Records for this task:
__________________________________________________
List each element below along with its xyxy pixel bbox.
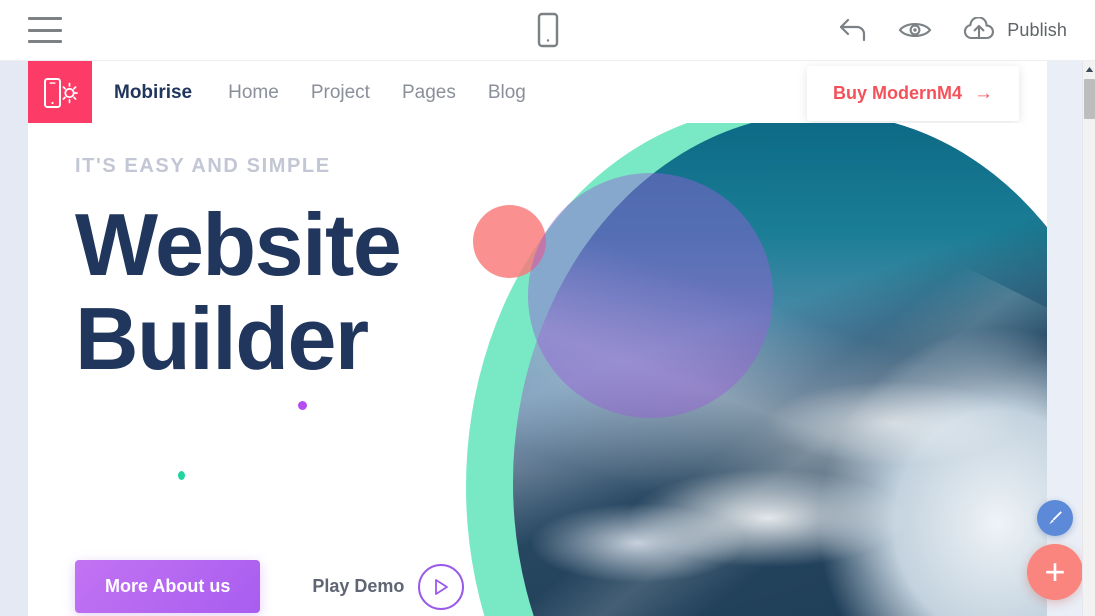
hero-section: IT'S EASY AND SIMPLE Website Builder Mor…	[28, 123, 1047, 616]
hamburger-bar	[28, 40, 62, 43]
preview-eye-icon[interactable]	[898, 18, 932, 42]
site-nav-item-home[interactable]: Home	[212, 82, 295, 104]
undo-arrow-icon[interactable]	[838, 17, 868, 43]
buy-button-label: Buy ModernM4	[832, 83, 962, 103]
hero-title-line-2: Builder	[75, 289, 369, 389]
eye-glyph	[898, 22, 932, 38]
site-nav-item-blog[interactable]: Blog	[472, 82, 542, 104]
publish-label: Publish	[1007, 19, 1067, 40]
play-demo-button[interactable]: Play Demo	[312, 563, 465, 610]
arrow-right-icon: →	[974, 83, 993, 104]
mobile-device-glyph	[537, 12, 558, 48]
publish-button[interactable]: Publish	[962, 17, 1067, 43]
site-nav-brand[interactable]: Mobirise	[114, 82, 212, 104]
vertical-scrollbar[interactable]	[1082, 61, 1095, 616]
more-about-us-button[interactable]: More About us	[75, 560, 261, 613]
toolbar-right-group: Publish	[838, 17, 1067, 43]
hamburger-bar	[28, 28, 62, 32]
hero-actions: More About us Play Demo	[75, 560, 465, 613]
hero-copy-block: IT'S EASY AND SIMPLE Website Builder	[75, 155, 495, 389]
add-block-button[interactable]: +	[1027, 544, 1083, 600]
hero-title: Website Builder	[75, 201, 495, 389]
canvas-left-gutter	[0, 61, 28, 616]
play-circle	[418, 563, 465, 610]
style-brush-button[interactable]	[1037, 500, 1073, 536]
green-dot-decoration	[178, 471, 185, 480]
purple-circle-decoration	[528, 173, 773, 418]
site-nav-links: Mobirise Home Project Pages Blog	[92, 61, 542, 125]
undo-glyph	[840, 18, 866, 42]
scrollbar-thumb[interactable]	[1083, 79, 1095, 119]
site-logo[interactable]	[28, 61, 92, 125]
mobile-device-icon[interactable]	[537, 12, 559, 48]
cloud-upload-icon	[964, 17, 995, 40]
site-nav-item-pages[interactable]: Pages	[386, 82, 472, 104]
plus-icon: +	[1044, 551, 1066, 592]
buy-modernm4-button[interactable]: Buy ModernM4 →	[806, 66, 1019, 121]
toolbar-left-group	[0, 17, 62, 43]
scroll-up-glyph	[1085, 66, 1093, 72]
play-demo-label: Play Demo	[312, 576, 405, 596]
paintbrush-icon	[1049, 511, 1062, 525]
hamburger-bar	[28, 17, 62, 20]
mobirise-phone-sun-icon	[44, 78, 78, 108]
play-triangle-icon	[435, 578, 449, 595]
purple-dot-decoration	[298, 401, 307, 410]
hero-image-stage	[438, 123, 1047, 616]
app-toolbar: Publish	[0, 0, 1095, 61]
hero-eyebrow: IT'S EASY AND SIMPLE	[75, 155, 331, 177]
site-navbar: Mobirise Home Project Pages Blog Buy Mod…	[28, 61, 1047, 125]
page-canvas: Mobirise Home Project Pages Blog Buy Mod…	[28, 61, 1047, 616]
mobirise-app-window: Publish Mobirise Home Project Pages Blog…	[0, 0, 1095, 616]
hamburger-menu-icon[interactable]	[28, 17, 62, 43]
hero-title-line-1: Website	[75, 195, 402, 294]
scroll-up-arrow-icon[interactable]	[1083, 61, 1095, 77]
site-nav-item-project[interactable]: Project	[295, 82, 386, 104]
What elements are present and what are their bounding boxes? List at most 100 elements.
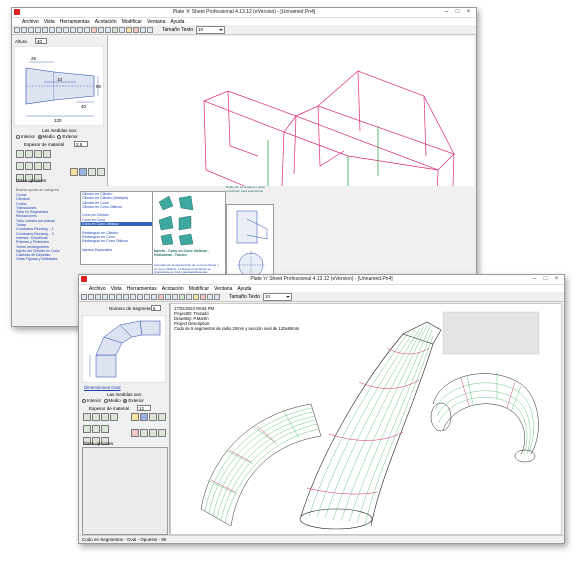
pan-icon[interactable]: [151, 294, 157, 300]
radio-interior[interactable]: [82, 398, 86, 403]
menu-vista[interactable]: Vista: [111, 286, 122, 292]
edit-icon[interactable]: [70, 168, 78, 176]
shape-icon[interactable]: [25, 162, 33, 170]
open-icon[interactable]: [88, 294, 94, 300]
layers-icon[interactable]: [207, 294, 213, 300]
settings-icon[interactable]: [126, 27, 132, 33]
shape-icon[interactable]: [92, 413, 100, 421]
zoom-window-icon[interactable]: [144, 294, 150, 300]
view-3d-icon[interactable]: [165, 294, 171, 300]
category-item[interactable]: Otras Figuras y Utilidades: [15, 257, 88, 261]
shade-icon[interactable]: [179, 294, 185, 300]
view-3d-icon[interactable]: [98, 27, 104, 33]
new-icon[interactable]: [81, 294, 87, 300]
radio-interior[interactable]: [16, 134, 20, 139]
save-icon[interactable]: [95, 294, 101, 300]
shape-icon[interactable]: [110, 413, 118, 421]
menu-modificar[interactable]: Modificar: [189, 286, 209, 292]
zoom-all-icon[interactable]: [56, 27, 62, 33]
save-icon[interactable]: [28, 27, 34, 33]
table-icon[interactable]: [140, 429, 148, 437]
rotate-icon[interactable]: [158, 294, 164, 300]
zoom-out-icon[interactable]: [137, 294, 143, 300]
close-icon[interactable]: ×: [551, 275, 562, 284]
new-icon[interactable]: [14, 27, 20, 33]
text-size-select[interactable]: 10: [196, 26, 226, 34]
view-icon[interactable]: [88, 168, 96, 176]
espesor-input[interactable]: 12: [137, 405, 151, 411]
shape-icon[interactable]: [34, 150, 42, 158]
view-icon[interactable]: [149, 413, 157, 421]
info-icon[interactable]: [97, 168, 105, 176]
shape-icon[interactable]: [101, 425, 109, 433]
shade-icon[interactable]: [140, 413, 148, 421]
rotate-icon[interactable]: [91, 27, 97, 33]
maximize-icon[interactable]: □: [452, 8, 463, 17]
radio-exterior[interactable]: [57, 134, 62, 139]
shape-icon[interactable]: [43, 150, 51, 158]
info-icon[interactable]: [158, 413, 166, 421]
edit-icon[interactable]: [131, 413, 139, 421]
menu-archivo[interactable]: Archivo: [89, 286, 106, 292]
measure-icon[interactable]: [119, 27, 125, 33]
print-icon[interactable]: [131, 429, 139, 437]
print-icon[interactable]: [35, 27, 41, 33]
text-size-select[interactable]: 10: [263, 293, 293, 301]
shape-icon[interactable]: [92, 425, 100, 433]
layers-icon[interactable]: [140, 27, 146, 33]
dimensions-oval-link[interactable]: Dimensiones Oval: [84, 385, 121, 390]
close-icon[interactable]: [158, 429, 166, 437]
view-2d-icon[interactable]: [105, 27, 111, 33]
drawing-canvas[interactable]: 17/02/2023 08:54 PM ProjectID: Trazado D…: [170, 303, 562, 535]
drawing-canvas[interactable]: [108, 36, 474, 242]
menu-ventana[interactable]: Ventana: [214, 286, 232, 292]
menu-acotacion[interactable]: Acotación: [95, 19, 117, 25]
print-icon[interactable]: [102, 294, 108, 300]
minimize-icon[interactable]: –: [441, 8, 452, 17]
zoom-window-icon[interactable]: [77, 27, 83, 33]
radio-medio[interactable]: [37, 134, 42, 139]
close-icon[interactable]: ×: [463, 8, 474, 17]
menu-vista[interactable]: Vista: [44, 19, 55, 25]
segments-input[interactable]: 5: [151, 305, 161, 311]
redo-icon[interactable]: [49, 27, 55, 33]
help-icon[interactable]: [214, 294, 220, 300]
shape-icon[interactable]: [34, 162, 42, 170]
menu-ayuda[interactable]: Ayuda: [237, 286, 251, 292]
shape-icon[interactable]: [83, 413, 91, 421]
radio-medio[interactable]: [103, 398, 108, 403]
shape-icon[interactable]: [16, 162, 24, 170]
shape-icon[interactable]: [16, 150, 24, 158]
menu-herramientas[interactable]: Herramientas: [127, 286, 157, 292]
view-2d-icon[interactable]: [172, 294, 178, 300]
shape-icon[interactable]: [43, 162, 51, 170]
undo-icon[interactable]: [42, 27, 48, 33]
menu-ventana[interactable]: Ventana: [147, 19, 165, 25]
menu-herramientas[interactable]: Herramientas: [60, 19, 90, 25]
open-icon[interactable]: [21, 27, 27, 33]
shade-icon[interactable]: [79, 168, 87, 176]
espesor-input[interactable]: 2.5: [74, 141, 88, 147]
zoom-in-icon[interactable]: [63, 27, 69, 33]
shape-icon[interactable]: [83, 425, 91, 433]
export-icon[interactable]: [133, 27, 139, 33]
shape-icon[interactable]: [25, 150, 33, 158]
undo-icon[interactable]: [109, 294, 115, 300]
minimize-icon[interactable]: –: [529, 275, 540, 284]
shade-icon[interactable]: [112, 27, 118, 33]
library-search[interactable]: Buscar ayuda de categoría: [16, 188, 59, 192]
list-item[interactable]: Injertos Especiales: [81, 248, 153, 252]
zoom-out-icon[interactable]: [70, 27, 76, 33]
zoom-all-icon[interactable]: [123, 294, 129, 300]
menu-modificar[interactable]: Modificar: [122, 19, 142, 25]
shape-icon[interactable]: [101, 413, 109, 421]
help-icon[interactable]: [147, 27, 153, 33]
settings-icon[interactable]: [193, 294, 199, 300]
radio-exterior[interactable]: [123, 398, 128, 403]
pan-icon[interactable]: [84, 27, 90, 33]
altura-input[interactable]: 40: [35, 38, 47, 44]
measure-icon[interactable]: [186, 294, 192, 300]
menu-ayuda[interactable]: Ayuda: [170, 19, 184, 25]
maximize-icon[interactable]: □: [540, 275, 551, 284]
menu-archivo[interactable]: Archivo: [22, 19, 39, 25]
__________________________________________________
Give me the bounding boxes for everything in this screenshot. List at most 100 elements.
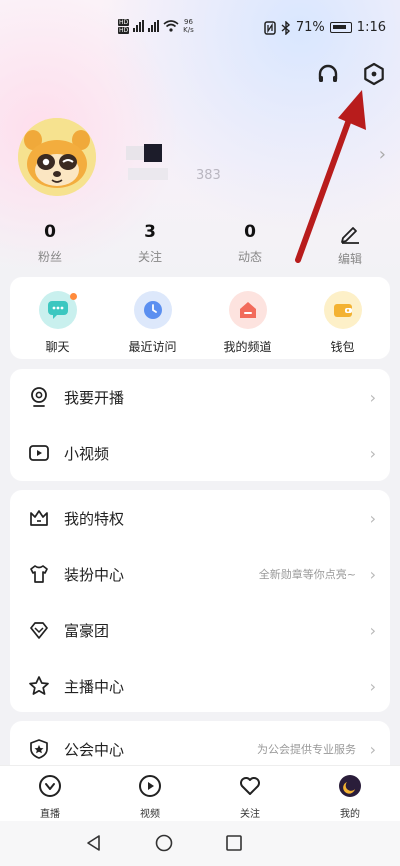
__________________________________________________
Set task:
Please reproduce the material starting with the line with "What elements are" and going on through the line with "shape-icon[interactable]: [25, 162, 33, 170]", substituting "pencil-icon" for "edit-icon" and leaving everything else unchanged. Omit the pictures.

Task answer:
What elements are present and what are their bounding boxes? List at most 100 elements.
pan-icon[interactable]: [151, 294, 157, 300]
radio-interior[interactable]: [82, 398, 86, 403]
menu-vista[interactable]: Vista: [111, 286, 122, 292]
pencil-icon[interactable]: [70, 168, 78, 176]
shape-icon[interactable]: [25, 162, 33, 170]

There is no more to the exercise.